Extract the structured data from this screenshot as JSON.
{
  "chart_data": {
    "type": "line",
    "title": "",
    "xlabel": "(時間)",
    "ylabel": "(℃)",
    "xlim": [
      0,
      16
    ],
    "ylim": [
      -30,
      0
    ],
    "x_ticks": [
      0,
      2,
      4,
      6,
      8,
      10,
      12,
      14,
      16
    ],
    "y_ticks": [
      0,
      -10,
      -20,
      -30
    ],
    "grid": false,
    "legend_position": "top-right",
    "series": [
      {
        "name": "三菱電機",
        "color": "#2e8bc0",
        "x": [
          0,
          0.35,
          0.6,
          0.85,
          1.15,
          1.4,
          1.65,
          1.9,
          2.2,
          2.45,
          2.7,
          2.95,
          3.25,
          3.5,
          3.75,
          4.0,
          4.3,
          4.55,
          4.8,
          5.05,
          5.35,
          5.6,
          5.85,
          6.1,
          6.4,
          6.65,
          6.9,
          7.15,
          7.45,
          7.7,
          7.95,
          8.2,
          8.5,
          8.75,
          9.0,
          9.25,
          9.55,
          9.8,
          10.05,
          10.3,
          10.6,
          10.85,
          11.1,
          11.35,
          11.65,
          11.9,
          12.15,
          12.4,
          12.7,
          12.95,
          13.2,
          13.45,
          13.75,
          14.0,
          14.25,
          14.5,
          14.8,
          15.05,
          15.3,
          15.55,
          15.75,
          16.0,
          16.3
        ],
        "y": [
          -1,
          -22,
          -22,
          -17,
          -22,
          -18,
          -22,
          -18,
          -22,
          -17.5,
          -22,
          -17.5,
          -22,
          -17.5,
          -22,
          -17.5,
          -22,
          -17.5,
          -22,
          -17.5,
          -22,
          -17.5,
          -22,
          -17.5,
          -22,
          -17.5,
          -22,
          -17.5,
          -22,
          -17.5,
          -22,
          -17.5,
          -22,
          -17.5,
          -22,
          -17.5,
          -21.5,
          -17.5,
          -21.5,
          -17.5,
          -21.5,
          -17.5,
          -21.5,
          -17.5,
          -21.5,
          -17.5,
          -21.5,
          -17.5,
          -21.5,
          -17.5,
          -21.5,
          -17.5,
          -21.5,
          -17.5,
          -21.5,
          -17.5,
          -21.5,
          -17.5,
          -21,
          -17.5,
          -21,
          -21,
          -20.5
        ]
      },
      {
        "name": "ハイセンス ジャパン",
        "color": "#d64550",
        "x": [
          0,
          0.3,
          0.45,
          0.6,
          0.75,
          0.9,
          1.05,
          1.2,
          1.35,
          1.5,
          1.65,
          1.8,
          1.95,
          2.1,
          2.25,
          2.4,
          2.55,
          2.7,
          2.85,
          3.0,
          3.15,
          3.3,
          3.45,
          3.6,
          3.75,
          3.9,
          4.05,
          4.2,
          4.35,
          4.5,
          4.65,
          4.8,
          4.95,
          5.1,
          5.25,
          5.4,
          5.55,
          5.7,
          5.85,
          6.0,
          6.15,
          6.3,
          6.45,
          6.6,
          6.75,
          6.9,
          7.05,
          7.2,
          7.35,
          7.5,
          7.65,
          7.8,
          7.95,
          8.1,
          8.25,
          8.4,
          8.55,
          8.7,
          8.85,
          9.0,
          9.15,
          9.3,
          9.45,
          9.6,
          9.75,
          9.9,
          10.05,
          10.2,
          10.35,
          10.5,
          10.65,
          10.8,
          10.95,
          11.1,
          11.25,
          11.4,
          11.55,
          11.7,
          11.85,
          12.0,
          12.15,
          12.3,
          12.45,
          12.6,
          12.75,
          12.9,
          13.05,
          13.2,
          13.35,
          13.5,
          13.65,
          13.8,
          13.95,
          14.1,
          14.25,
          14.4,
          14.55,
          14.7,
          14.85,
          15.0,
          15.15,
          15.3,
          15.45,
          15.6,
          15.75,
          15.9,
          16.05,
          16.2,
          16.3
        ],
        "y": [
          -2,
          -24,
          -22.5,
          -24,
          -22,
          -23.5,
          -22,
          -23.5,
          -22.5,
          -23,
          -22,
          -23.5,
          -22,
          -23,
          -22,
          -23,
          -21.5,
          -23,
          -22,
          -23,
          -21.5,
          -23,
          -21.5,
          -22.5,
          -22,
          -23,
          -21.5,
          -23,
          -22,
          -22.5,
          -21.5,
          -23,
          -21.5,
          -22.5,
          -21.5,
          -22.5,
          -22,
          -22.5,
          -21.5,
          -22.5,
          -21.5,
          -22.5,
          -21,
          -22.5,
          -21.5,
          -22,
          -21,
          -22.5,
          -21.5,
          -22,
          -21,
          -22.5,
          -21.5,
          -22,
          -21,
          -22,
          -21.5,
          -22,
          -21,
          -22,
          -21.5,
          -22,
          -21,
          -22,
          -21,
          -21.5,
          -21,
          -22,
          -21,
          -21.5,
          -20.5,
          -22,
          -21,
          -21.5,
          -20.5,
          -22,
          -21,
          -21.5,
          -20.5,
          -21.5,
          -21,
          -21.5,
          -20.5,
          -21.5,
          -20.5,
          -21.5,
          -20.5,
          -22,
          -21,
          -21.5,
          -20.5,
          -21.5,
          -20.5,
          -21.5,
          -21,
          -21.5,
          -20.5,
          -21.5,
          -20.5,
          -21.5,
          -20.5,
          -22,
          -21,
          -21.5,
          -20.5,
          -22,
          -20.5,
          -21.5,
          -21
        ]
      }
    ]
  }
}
====================
**WRITTEN EXERCISE**
Hand back the material above in full, exactly as written.

**TASK ANSWER**
Extract the structured data from this screenshot as JSON.
{
  "chart_data": {
    "type": "line",
    "title": "",
    "xlabel": "(時間)",
    "ylabel": "(℃)",
    "xlim": [
      0,
      16
    ],
    "ylim": [
      -30,
      0
    ],
    "x_ticks": [
      0,
      2,
      4,
      6,
      8,
      10,
      12,
      14,
      16
    ],
    "y_ticks": [
      0,
      -10,
      -20,
      -30
    ],
    "grid": false,
    "legend_position": "top-right",
    "series": [
      {
        "name": "三菱電機",
        "color": "#2e8bc0",
        "x": [
          0,
          0.35,
          0.6,
          0.85,
          1.15,
          1.4,
          1.65,
          1.9,
          2.2,
          2.45,
          2.7,
          2.95,
          3.25,
          3.5,
          3.75,
          4.0,
          4.3,
          4.55,
          4.8,
          5.05,
          5.35,
          5.6,
          5.85,
          6.1,
          6.4,
          6.65,
          6.9,
          7.15,
          7.45,
          7.7,
          7.95,
          8.2,
          8.5,
          8.75,
          9.0,
          9.25,
          9.55,
          9.8,
          10.05,
          10.3,
          10.6,
          10.85,
          11.1,
          11.35,
          11.65,
          11.9,
          12.15,
          12.4,
          12.7,
          12.95,
          13.2,
          13.45,
          13.75,
          14.0,
          14.25,
          14.5,
          14.8,
          15.05,
          15.3,
          15.55,
          15.75,
          16.0,
          16.3
        ],
        "y": [
          -1,
          -22,
          -22,
          -17,
          -22,
          -18,
          -22,
          -18,
          -22,
          -17.5,
          -22,
          -17.5,
          -22,
          -17.5,
          -22,
          -17.5,
          -22,
          -17.5,
          -22,
          -17.5,
          -22,
          -17.5,
          -22,
          -17.5,
          -22,
          -17.5,
          -22,
          -17.5,
          -22,
          -17.5,
          -22,
          -17.5,
          -22,
          -17.5,
          -22,
          -17.5,
          -21.5,
          -17.5,
          -21.5,
          -17.5,
          -21.5,
          -17.5,
          -21.5,
          -17.5,
          -21.5,
          -17.5,
          -21.5,
          -17.5,
          -21.5,
          -17.5,
          -21.5,
          -17.5,
          -21.5,
          -17.5,
          -21.5,
          -17.5,
          -21.5,
          -17.5,
          -21,
          -17.5,
          -21,
          -21,
          -20.5
        ]
      },
      {
        "name": "ハイセンス ジャパン",
        "color": "#d64550",
        "x": [
          0,
          0.3,
          0.45,
          0.6,
          0.75,
          0.9,
          1.05,
          1.2,
          1.35,
          1.5,
          1.65,
          1.8,
          1.95,
          2.1,
          2.25,
          2.4,
          2.55,
          2.7,
          2.85,
          3.0,
          3.15,
          3.3,
          3.45,
          3.6,
          3.75,
          3.9,
          4.05,
          4.2,
          4.35,
          4.5,
          4.65,
          4.8,
          4.95,
          5.1,
          5.25,
          5.4,
          5.55,
          5.7,
          5.85,
          6.0,
          6.15,
          6.3,
          6.45,
          6.6,
          6.75,
          6.9,
          7.05,
          7.2,
          7.35,
          7.5,
          7.65,
          7.8,
          7.95,
          8.1,
          8.25,
          8.4,
          8.55,
          8.7,
          8.85,
          9.0,
          9.15,
          9.3,
          9.45,
          9.6,
          9.75,
          9.9,
          10.05,
          10.2,
          10.35,
          10.5,
          10.65,
          10.8,
          10.95,
          11.1,
          11.25,
          11.4,
          11.55,
          11.7,
          11.85,
          12.0,
          12.15,
          12.3,
          12.45,
          12.6,
          12.75,
          12.9,
          13.05,
          13.2,
          13.35,
          13.5,
          13.65,
          13.8,
          13.95,
          14.1,
          14.25,
          14.4,
          14.55,
          14.7,
          14.85,
          15.0,
          15.15,
          15.3,
          15.45,
          15.6,
          15.75,
          15.9,
          16.05,
          16.2,
          16.3
        ],
        "y": [
          -2,
          -24,
          -22.5,
          -24,
          -22,
          -23.5,
          -22,
          -23.5,
          -22.5,
          -23,
          -22,
          -23.5,
          -22,
          -23,
          -22,
          -23,
          -21.5,
          -23,
          -22,
          -23,
          -21.5,
          -23,
          -21.5,
          -22.5,
          -22,
          -23,
          -21.5,
          -23,
          -22,
          -22.5,
          -21.5,
          -23,
          -21.5,
          -22.5,
          -21.5,
          -22.5,
          -22,
          -22.5,
          -21.5,
          -22.5,
          -21.5,
          -22.5,
          -21,
          -22.5,
          -21.5,
          -22,
          -21,
          -22.5,
          -21.5,
          -22,
          -21,
          -22.5,
          -21.5,
          -22,
          -21,
          -22,
          -21.5,
          -22,
          -21,
          -22,
          -21.5,
          -22,
          -21,
          -22,
          -21,
          -21.5,
          -21,
          -22,
          -21,
          -21.5,
          -20.5,
          -22,
          -21,
          -21.5,
          -20.5,
          -22,
          -21,
          -21.5,
          -20.5,
          -21.5,
          -21,
          -21.5,
          -20.5,
          -21.5,
          -20.5,
          -21.5,
          -20.5,
          -22,
          -21,
          -21.5,
          -20.5,
          -21.5,
          -20.5,
          -21.5,
          -21,
          -21.5,
          -20.5,
          -21.5,
          -20.5,
          -21.5,
          -20.5,
          -22,
          -21,
          -21.5,
          -20.5,
          -22,
          -20.5,
          -21.5,
          -21
        ]
      }
    ]
  }
}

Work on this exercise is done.